EXERCISE INSTRUCTIONS – Extract the listing in its entirety, keeping each line identical to the original.
>> start RECORDS FOR THIS TASK
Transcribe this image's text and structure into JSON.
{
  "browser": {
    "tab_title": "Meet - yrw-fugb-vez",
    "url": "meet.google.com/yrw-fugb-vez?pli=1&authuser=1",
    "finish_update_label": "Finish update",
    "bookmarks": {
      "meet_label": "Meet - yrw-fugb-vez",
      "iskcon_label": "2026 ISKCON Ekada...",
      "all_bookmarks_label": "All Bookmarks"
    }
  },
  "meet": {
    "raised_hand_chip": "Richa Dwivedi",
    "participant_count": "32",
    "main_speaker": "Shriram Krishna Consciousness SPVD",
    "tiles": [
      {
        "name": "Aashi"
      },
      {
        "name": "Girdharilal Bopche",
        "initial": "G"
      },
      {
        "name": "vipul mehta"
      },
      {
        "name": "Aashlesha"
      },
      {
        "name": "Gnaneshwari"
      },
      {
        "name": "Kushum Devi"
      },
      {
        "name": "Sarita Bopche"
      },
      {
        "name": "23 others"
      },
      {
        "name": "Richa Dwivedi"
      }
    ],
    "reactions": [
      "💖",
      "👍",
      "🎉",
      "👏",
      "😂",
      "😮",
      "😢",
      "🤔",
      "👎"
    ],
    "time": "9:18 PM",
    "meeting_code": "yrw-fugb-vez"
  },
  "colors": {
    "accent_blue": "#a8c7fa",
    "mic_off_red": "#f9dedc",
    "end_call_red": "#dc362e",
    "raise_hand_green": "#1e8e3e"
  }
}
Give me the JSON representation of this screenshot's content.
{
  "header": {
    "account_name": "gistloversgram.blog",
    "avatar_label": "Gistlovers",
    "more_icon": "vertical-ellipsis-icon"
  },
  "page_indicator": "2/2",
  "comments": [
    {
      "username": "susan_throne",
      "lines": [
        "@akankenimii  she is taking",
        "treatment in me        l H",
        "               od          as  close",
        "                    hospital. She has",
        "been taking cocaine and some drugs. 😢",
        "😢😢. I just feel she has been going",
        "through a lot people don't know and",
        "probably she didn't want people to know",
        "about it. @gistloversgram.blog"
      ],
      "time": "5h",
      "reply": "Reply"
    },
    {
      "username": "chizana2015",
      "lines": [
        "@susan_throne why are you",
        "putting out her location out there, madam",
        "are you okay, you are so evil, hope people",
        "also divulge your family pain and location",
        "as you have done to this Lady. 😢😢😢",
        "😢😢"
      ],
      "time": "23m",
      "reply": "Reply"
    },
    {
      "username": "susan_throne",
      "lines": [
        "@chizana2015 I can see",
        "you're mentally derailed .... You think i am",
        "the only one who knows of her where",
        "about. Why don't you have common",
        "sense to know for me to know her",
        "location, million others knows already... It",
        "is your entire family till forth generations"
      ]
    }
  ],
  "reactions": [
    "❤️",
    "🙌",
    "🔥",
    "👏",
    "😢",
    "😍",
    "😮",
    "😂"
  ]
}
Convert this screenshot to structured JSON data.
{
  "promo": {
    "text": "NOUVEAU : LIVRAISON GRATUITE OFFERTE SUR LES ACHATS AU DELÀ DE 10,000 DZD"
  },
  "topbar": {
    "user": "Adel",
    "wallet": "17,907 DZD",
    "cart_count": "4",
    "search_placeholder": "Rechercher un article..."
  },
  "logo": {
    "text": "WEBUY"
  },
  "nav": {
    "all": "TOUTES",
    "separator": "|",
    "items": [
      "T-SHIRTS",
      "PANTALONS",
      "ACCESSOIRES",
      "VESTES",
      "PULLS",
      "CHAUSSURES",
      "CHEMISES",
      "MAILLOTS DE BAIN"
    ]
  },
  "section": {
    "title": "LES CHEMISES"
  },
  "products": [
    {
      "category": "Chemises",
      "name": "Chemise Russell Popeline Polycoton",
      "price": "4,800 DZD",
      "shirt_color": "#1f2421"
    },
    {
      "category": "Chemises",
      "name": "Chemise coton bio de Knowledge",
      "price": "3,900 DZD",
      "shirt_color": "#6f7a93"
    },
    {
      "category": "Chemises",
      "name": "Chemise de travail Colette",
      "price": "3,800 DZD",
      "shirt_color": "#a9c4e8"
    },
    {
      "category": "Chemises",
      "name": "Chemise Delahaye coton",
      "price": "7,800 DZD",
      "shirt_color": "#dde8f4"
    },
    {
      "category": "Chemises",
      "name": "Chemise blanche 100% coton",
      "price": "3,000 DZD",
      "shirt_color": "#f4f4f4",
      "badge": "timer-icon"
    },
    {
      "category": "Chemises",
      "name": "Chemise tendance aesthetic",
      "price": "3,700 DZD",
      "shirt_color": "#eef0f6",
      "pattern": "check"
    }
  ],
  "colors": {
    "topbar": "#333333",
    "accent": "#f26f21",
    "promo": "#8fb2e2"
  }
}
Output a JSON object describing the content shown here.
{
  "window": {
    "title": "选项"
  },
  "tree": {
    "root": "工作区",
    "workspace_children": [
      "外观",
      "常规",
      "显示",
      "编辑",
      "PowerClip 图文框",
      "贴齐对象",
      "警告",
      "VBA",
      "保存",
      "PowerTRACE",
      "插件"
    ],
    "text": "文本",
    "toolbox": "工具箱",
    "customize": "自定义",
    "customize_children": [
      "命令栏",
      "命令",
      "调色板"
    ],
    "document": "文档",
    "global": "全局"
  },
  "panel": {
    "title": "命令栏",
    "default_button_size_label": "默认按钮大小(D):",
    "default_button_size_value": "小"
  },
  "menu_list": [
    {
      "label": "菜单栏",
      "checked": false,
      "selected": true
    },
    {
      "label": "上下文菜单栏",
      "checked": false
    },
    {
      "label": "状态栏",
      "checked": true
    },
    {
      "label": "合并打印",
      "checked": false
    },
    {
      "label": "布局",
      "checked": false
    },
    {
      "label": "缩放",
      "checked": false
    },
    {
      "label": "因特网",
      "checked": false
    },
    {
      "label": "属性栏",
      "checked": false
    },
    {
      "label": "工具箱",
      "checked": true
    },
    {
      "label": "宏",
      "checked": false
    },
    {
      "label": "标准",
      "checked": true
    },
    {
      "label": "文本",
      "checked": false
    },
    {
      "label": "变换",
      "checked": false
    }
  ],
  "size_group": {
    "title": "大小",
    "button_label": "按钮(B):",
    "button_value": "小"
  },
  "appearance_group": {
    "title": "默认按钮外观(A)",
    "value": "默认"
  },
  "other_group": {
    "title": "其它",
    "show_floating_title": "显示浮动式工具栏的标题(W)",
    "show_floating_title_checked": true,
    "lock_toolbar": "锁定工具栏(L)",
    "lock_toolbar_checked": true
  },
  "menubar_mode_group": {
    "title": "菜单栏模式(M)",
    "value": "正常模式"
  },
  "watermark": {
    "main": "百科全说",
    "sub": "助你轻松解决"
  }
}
>> end RECORDS FOR THIS TASK
FINAL RESULT –
Transcribe this image's text and structure into JSON.
{
  "browser": {
    "tab_title": "Meet - yrw-fugb-vez",
    "url": "meet.google.com/yrw-fugb-vez?pli=1&authuser=1",
    "finish_update_label": "Finish update",
    "bookmarks": {
      "meet_label": "Meet - yrw-fugb-vez",
      "iskcon_label": "2026 ISKCON Ekada...",
      "all_bookmarks_label": "All Bookmarks"
    }
  },
  "meet": {
    "raised_hand_chip": "Richa Dwivedi",
    "participant_count": "32",
    "main_speaker": "Shriram Krishna Consciousness SPVD",
    "tiles": [
      {
        "name": "Aashi"
      },
      {
        "name": "Girdharilal Bopche",
        "initial": "G"
      },
      {
        "name": "vipul mehta"
      },
      {
        "name": "Aashlesha"
      },
      {
        "name": "Gnaneshwari"
      },
      {
        "name": "Kushum Devi"
      },
      {
        "name": "Sarita Bopche"
      },
      {
        "name": "23 others"
      },
      {
        "name": "Richa Dwivedi"
      }
    ],
    "reactions": [
      "💖",
      "👍",
      "🎉",
      "👏",
      "😂",
      "😮",
      "😢",
      "🤔",
      "👎"
    ],
    "time": "9:18 PM",
    "meeting_code": "yrw-fugb-vez"
  },
  "colors": {
    "accent_blue": "#a8c7fa",
    "mic_off_red": "#f9dedc",
    "end_call_red": "#dc362e",
    "raise_hand_green": "#1e8e3e"
  }
}
Give me the JSON representation of this screenshot's content.
{
  "header": {
    "account_name": "gistloversgram.blog",
    "avatar_label": "Gistlovers",
    "more_icon": "vertical-ellipsis-icon"
  },
  "page_indicator": "2/2",
  "comments": [
    {
      "username": "susan_throne",
      "lines": [
        "@akankenimii  she is taking",
        "treatment in me        l H",
        "               od          as  close",
        "                    hospital. She has",
        "been taking cocaine and some drugs. 😢",
        "😢😢. I just feel she has been going",
        "through a lot people don't know and",
        "probably she didn't want people to know",
        "about it. @gistloversgram.blog"
      ],
      "time": "5h",
      "reply": "Reply"
    },
    {
      "username": "chizana2015",
      "lines": [
        "@susan_throne why are you",
        "putting out her location out there, madam",
        "are you okay, you are so evil, hope people",
        "also divulge your family pain and location",
        "as you have done to this Lady. 😢😢😢",
        "😢😢"
      ],
      "time": "23m",
      "reply": "Reply"
    },
    {
      "username": "susan_throne",
      "lines": [
        "@chizana2015 I can see",
        "you're mentally derailed .... You think i am",
        "the only one who knows of her where",
        "about. Why don't you have common",
        "sense to know for me to know her",
        "location, million others knows already... It",
        "is your entire family till forth generations"
      ]
    }
  ],
  "reactions": [
    "❤️",
    "🙌",
    "🔥",
    "👏",
    "😢",
    "😍",
    "😮",
    "😂"
  ]
}
Convert this screenshot to structured JSON data.
{
  "promo": {
    "text": "NOUVEAU : LIVRAISON GRATUITE OFFERTE SUR LES ACHATS AU DELÀ DE 10,000 DZD"
  },
  "topbar": {
    "user": "Adel",
    "wallet": "17,907 DZD",
    "cart_count": "4",
    "search_placeholder": "Rechercher un article..."
  },
  "logo": {
    "text": "WEBUY"
  },
  "nav": {
    "all": "TOUTES",
    "separator": "|",
    "items": [
      "T-SHIRTS",
      "PANTALONS",
      "ACCESSOIRES",
      "VESTES",
      "PULLS",
      "CHAUSSURES",
      "CHEMISES",
      "MAILLOTS DE BAIN"
    ]
  },
  "section": {
    "title": "LES CHEMISES"
  },
  "products": [
    {
      "category": "Chemises",
      "name": "Chemise Russell Popeline Polycoton",
      "price": "4,800 DZD",
      "shirt_color": "#1f2421"
    },
    {
      "category": "Chemises",
      "name": "Chemise coton bio de Knowledge",
      "price": "3,900 DZD",
      "shirt_color": "#6f7a93"
    },
    {
      "category": "Chemises",
      "name": "Chemise de travail Colette",
      "price": "3,800 DZD",
      "shirt_color": "#a9c4e8"
    },
    {
      "category": "Chemises",
      "name": "Chemise Delahaye coton",
      "price": "7,800 DZD",
      "shirt_color": "#dde8f4"
    },
    {
      "category": "Chemises",
      "name": "Chemise blanche 100% coton",
      "price": "3,000 DZD",
      "shirt_color": "#f4f4f4",
      "badge": "timer-icon"
    },
    {
      "category": "Chemises",
      "name": "Chemise tendance aesthetic",
      "price": "3,700 DZD",
      "shirt_color": "#eef0f6",
      "pattern": "check"
    }
  ],
  "colors": {
    "topbar": "#333333",
    "accent": "#f26f21",
    "promo": "#8fb2e2"
  }
}
Output a JSON object describing the content shown here.
{
  "window": {
    "title": "选项"
  },
  "tree": {
    "root": "工作区",
    "workspace_children": [
      "外观",
      "常规",
      "显示",
      "编辑",
      "PowerClip 图文框",
      "贴齐对象",
      "警告",
      "VBA",
      "保存",
      "PowerTRACE",
      "插件"
    ],
    "text": "文本",
    "toolbox": "工具箱",
    "customize": "自定义",
    "customize_children": [
      "命令栏",
      "命令",
      "调色板"
    ],
    "document": "文档",
    "global": "全局"
  },
  "panel": {
    "title": "命令栏",
    "default_button_size_label": "默认按钮大小(D):",
    "default_button_size_value": "小"
  },
  "menu_list": [
    {
      "label": "菜单栏",
      "checked": false,
      "selected": true
    },
    {
      "label": "上下文菜单栏",
      "checked": false
    },
    {
      "label": "状态栏",
      "checked": true
    },
    {
      "label": "合并打印",
      "checked": false
    },
    {
      "label": "布局",
      "checked": false
    },
    {
      "label": "缩放",
      "checked": false
    },
    {
      "label": "因特网",
      "checked": false
    },
    {
      "label": "属性栏",
      "checked": false
    },
    {
      "label": "工具箱",
      "checked": true
    },
    {
      "label": "宏",
      "checked": false
    },
    {
      "label": "标准",
      "checked": true
    },
    {
      "label": "文本",
      "checked": false
    },
    {
      "label": "变换",
      "checked": false
    }
  ],
  "size_group": {
    "title": "大小",
    "button_label": "按钮(B):",
    "button_value": "小"
  },
  "appearance_group": {
    "title": "默认按钮外观(A)",
    "value": "默认"
  },
  "other_group": {
    "title": "其它",
    "show_floating_title": "显示浮动式工具栏的标题(W)",
    "show_floating_title_checked": true,
    "lock_toolbar": "锁定工具栏(L)",
    "lock_toolbar_checked": true
  },
  "menubar_mode_group": {
    "title": "菜单栏模式(M)",
    "value": "正常模式"
  },
  "watermark": {
    "main": "百科全说",
    "sub": "助你轻松解决"
  }
}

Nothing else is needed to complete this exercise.